* start *
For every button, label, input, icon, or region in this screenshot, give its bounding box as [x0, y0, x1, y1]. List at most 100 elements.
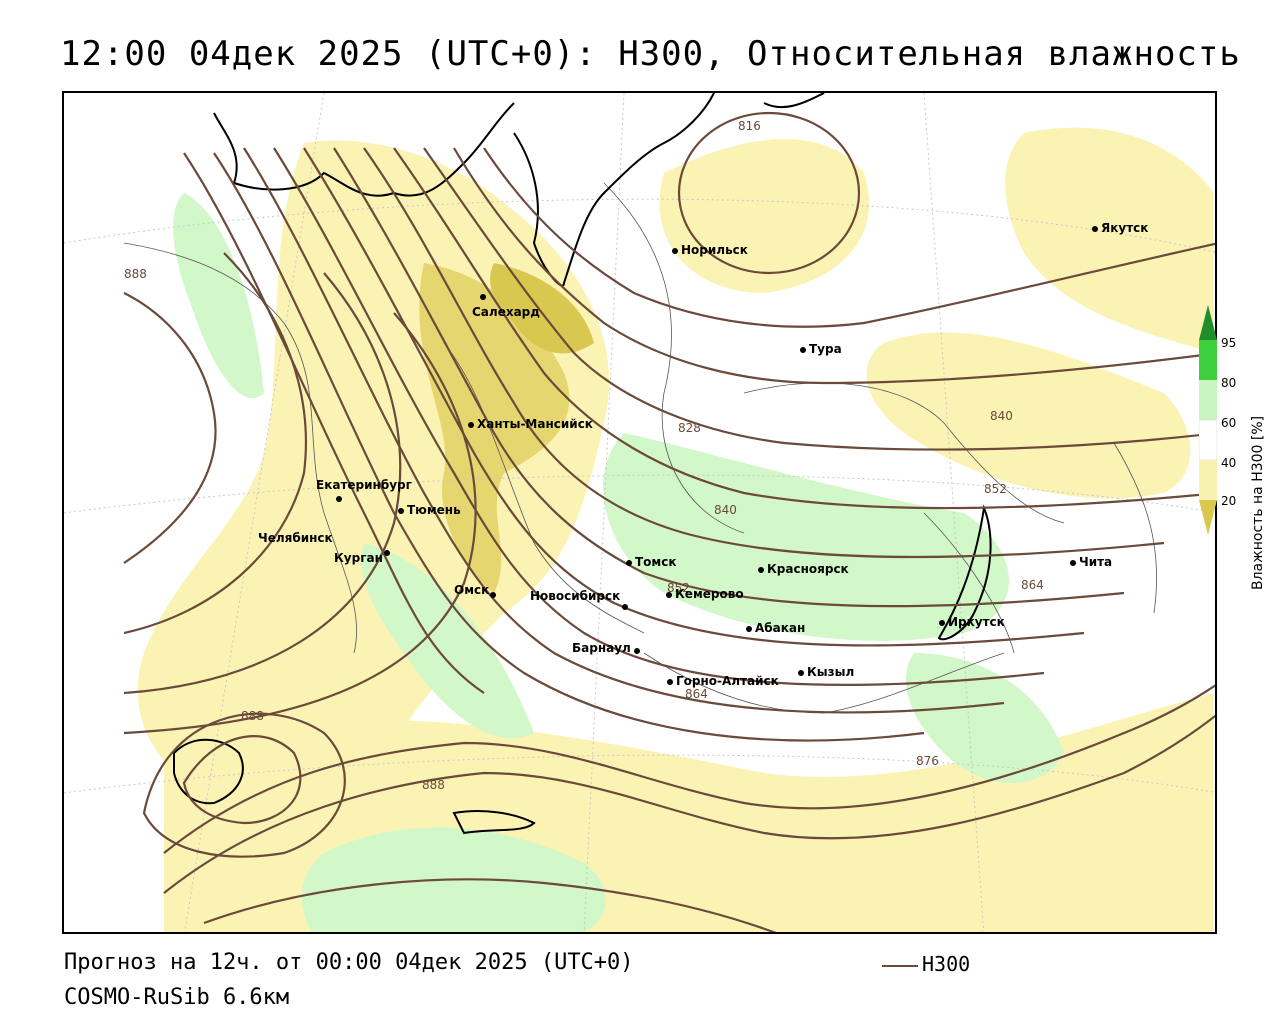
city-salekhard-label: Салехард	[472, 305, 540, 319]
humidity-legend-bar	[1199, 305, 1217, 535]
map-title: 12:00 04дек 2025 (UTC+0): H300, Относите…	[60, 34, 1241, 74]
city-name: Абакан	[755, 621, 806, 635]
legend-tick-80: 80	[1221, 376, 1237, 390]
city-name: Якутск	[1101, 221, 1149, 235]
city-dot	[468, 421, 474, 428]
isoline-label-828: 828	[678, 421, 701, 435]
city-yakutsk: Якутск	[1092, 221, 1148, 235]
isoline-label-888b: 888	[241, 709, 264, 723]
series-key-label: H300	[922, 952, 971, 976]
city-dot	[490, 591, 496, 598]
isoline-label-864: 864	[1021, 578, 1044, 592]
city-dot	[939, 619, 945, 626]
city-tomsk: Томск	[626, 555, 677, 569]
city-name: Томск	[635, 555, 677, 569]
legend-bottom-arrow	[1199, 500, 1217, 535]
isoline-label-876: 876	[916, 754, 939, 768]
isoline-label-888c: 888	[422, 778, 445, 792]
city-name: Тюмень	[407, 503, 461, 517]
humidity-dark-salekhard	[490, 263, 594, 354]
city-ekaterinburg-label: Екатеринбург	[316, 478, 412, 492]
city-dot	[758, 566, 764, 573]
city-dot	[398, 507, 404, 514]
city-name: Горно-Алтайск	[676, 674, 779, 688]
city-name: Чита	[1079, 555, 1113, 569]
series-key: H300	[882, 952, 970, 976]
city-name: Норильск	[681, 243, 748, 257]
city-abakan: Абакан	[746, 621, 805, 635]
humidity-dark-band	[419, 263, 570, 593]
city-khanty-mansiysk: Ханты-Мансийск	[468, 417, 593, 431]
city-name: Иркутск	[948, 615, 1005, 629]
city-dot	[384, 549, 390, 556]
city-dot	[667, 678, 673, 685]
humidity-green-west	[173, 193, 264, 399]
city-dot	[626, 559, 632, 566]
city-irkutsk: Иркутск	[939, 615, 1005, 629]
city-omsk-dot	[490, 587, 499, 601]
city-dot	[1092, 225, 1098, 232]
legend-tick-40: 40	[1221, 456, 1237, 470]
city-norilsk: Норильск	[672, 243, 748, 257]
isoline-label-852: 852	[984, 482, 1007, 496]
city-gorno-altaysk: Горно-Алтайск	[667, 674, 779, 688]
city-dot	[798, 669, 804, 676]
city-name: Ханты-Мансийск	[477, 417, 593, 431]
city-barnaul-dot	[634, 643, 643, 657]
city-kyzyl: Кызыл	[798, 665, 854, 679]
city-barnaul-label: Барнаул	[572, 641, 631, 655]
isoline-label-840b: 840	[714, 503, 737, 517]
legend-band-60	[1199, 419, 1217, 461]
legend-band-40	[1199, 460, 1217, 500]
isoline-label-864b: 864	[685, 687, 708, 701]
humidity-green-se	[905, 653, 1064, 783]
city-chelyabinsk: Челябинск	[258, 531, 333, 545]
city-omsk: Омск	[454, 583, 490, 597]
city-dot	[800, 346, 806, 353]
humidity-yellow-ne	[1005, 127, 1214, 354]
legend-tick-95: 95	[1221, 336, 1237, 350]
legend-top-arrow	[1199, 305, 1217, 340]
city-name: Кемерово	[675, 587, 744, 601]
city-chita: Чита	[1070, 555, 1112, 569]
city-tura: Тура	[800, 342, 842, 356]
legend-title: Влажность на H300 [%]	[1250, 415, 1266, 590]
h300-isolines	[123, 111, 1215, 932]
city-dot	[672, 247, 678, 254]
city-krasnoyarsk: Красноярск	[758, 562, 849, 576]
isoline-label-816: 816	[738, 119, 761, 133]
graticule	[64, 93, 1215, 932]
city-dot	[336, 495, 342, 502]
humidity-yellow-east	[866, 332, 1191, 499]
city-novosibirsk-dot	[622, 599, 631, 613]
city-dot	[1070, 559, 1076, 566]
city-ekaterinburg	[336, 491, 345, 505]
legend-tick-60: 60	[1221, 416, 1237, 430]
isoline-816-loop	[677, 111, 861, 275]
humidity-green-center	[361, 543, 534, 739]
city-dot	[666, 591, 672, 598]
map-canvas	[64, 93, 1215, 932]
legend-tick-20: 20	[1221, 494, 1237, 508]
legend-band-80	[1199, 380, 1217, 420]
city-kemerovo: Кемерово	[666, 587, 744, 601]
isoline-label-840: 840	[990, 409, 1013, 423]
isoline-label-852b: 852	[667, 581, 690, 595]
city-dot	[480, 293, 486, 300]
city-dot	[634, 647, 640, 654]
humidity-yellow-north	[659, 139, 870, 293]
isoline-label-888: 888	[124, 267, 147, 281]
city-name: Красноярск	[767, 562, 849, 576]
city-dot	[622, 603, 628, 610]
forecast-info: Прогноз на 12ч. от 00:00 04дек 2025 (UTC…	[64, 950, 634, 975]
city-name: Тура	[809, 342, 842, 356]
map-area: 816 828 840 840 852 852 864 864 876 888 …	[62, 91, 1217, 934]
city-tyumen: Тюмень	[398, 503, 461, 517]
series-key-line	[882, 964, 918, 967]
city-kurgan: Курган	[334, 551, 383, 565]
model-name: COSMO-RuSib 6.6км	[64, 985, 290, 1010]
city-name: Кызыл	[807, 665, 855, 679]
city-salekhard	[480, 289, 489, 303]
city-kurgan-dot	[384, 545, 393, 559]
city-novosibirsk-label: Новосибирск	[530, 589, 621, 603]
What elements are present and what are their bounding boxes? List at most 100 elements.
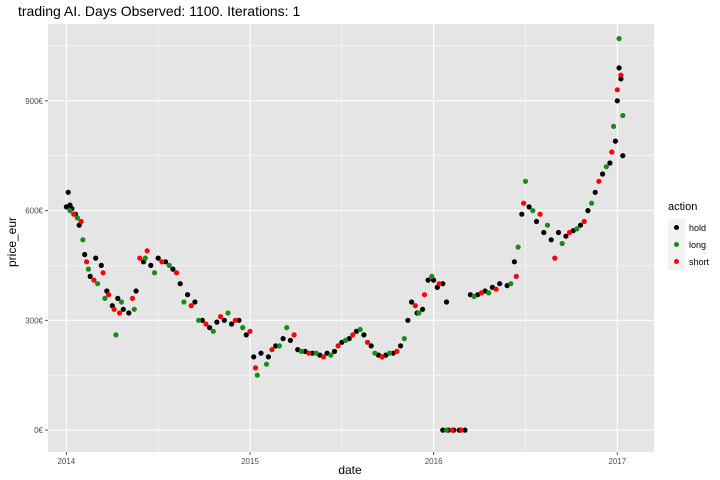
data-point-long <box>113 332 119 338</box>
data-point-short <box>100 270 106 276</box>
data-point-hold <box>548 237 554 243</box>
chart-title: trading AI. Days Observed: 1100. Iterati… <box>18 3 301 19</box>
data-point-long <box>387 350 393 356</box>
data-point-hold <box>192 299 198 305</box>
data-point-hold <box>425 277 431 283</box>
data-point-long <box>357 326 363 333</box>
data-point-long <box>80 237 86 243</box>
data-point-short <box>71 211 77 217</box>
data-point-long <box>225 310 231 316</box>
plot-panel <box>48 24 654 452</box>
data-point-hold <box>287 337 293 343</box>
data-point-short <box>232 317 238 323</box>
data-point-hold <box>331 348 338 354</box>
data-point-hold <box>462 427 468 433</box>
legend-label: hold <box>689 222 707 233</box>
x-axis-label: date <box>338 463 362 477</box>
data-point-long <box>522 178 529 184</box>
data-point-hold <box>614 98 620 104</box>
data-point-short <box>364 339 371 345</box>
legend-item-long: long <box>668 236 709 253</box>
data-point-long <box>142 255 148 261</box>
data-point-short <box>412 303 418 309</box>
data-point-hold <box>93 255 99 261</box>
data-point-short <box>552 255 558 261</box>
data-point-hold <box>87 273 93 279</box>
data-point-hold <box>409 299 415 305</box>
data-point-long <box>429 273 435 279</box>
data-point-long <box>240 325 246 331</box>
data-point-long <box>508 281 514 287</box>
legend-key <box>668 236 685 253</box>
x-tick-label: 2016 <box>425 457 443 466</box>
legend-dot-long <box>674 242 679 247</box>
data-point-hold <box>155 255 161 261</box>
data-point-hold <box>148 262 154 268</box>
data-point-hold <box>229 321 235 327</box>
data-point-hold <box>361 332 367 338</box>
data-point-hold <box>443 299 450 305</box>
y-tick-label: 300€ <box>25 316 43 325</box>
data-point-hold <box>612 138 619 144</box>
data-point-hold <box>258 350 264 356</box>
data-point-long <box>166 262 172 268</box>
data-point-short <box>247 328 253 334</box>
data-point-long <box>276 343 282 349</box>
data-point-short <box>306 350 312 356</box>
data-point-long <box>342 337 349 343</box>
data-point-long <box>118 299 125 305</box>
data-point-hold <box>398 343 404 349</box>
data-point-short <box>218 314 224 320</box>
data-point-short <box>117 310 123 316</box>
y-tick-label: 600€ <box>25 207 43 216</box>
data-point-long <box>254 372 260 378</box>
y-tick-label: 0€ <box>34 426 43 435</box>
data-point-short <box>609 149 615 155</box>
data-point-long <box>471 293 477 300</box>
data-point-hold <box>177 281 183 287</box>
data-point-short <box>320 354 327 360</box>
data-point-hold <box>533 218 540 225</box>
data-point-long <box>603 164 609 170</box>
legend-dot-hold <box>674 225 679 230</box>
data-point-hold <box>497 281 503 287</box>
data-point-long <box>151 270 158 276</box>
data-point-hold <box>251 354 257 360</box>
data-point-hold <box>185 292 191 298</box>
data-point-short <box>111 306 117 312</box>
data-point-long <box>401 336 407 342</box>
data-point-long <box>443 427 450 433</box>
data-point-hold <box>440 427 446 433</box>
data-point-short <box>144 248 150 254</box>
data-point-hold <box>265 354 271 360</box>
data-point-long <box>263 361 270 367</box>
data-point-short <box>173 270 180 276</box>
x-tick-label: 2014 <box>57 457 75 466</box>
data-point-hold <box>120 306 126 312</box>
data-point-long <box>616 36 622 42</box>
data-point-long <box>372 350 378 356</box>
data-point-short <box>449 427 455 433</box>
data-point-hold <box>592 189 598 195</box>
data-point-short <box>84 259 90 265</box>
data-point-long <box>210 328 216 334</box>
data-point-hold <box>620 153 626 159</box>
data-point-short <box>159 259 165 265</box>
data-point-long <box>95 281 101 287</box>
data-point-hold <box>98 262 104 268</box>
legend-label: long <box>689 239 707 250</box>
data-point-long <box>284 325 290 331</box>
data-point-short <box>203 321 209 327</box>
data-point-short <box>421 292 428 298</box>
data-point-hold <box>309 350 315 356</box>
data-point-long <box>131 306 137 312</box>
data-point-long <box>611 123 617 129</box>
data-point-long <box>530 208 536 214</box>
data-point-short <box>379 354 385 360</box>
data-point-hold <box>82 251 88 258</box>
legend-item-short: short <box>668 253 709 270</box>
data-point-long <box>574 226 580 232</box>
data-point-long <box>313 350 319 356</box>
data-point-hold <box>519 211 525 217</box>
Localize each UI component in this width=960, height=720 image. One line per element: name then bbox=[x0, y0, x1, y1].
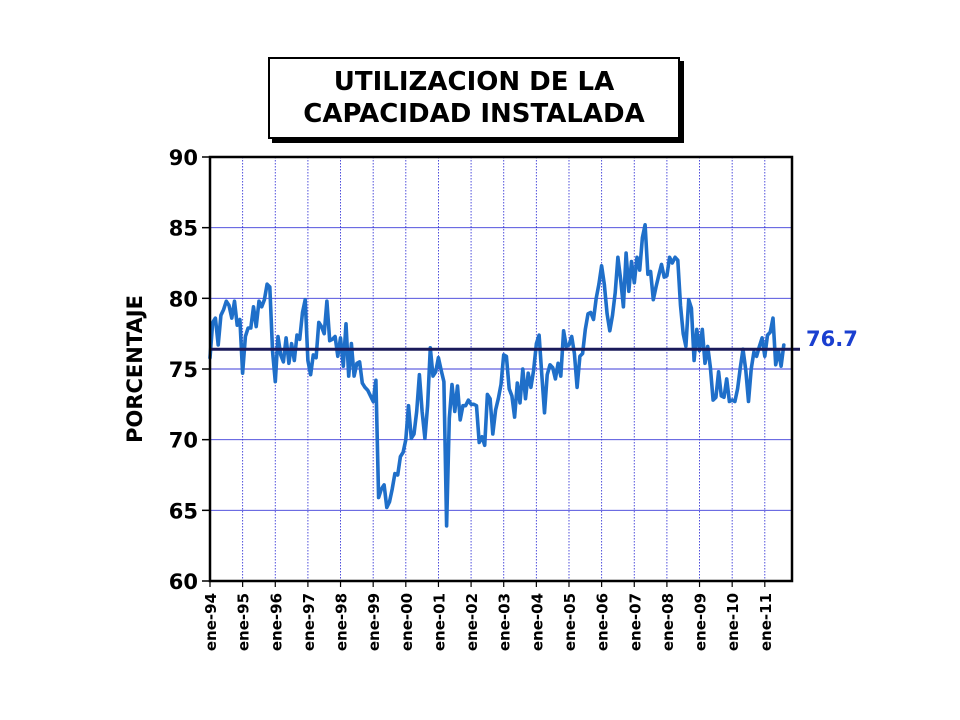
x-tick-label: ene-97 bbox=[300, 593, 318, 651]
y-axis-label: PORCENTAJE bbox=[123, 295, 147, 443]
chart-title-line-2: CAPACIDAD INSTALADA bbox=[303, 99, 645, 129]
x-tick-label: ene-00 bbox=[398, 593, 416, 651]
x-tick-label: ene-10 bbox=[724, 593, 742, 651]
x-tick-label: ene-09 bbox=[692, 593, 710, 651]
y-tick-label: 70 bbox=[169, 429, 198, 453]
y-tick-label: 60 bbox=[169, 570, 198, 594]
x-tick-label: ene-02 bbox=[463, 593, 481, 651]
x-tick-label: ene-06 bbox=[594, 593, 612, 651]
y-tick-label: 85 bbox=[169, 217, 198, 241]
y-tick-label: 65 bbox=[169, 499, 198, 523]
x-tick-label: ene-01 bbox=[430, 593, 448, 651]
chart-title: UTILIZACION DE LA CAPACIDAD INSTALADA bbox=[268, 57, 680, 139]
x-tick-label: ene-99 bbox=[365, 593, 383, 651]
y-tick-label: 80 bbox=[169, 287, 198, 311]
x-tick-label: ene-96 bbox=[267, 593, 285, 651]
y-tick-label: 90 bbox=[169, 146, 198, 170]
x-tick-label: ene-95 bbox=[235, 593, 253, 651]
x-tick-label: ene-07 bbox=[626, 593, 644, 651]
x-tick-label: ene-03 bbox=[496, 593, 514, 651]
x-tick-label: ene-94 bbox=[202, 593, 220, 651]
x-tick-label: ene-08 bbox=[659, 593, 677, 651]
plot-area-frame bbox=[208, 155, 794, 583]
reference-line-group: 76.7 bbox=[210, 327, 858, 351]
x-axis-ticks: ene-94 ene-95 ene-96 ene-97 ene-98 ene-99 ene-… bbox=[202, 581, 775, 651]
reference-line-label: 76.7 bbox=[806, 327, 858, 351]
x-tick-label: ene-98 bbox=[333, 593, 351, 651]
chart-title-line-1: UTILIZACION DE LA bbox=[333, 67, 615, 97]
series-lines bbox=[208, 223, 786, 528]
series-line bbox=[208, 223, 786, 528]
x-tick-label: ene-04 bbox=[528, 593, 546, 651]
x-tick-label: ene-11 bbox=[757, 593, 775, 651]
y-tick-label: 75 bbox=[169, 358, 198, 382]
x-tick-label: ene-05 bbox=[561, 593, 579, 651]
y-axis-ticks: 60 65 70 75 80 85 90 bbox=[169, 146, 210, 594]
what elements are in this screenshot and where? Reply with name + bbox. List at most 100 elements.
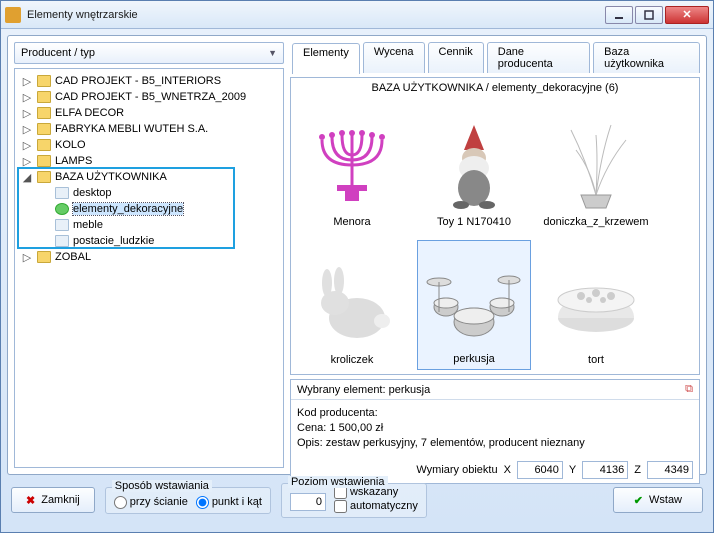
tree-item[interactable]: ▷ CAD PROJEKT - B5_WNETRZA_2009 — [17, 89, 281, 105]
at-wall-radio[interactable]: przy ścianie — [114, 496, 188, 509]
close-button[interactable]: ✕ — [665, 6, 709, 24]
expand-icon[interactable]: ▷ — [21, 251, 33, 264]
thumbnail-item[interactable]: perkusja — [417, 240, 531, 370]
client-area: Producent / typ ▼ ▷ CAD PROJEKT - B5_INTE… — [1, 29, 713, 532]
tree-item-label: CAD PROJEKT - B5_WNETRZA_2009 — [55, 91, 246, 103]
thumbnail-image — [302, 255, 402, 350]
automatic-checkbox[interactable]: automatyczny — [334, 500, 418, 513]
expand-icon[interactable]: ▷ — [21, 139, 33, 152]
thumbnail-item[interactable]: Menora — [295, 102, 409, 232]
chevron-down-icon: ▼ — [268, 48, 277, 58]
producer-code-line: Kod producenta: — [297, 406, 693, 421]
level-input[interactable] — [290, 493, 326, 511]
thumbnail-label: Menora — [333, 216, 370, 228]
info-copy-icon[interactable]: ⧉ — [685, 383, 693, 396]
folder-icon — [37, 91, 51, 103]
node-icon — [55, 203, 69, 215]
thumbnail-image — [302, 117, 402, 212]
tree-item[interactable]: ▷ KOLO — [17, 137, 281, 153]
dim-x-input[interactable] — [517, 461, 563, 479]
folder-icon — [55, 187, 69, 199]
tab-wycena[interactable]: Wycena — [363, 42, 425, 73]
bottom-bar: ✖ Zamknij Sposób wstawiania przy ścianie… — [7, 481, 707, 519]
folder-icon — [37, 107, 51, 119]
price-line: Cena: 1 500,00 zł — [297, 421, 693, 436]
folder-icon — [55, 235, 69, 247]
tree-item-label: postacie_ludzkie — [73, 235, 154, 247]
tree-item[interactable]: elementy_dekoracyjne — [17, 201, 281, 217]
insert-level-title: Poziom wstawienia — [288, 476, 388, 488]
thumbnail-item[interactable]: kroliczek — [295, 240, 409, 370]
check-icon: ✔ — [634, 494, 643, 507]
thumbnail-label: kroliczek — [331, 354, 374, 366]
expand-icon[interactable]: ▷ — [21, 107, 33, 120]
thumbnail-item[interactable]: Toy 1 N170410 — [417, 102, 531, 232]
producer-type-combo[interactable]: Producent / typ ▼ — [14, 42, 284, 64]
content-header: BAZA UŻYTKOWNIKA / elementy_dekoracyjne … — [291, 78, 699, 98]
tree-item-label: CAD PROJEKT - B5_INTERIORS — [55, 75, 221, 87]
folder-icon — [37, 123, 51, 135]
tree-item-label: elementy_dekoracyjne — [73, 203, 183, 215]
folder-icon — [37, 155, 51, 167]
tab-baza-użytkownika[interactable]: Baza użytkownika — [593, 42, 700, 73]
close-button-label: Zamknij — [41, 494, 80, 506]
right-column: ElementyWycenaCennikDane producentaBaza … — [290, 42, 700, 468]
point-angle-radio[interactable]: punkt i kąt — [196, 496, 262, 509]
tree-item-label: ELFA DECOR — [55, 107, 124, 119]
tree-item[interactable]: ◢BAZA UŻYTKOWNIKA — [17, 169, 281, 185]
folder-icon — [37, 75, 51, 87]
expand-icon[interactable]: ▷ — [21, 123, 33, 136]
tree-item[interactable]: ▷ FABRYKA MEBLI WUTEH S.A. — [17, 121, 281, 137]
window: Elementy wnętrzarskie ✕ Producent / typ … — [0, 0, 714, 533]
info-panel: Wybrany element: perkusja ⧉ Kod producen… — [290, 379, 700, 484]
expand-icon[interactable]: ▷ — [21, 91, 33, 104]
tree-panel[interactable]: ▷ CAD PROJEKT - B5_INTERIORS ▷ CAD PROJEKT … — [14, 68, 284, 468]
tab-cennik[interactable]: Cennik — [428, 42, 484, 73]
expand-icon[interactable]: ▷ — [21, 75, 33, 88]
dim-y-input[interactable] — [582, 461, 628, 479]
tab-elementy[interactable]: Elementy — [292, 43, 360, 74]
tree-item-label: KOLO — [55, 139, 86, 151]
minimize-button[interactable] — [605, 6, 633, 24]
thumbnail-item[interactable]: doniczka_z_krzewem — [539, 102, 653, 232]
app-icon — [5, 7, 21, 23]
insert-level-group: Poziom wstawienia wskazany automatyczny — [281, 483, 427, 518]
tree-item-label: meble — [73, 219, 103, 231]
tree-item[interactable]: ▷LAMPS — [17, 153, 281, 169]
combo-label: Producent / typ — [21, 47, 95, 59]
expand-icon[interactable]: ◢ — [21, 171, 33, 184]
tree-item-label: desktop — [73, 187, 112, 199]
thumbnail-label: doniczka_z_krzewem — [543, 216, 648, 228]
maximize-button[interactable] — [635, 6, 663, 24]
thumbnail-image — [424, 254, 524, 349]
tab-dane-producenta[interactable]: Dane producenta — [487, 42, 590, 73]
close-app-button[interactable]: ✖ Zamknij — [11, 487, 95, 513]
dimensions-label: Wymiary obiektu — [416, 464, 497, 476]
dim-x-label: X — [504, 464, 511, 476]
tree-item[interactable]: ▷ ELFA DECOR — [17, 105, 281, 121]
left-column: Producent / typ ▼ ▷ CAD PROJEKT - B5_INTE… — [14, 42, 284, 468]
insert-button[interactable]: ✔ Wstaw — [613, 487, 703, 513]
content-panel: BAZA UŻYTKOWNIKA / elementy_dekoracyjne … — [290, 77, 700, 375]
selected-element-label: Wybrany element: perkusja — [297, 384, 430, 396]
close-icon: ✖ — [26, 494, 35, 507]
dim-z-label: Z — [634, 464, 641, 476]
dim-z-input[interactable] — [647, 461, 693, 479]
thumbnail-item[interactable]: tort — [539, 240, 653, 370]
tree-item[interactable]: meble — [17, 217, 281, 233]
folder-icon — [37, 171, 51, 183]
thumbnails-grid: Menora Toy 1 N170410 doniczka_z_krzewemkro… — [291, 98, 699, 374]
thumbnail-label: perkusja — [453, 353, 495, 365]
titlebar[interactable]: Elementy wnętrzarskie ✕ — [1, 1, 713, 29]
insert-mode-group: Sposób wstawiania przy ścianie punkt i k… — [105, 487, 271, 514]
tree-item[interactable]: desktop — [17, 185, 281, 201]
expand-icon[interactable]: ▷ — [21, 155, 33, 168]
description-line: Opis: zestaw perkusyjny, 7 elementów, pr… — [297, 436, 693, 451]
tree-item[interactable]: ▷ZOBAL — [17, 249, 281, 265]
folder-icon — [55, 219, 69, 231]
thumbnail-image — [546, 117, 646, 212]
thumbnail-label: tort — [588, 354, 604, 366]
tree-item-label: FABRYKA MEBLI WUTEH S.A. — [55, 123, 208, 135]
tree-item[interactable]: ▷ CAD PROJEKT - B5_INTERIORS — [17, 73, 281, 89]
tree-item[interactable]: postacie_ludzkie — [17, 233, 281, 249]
* end *
■ WHAT YOU SHOULD DO ■
Duplicate the lines of the listing between the line containing "tree-item[interactable]: ▷ CAD PROJEKT - B5_WNETRZA_2009" and the line containing "expand-icon[interactable]: ▷ — [21, 251, 33, 264]", inclusive.

■ ANSWER TO THE PROBLEM ■
tree-item[interactable]: ▷ CAD PROJEKT - B5_WNETRZA_2009 — [17, 89, 281, 105]
at-wall-radio[interactable]: przy ścianie — [114, 496, 188, 509]
close-button[interactable]: ✕ — [665, 6, 709, 24]
expand-icon[interactable]: ▷ — [21, 251, 33, 264]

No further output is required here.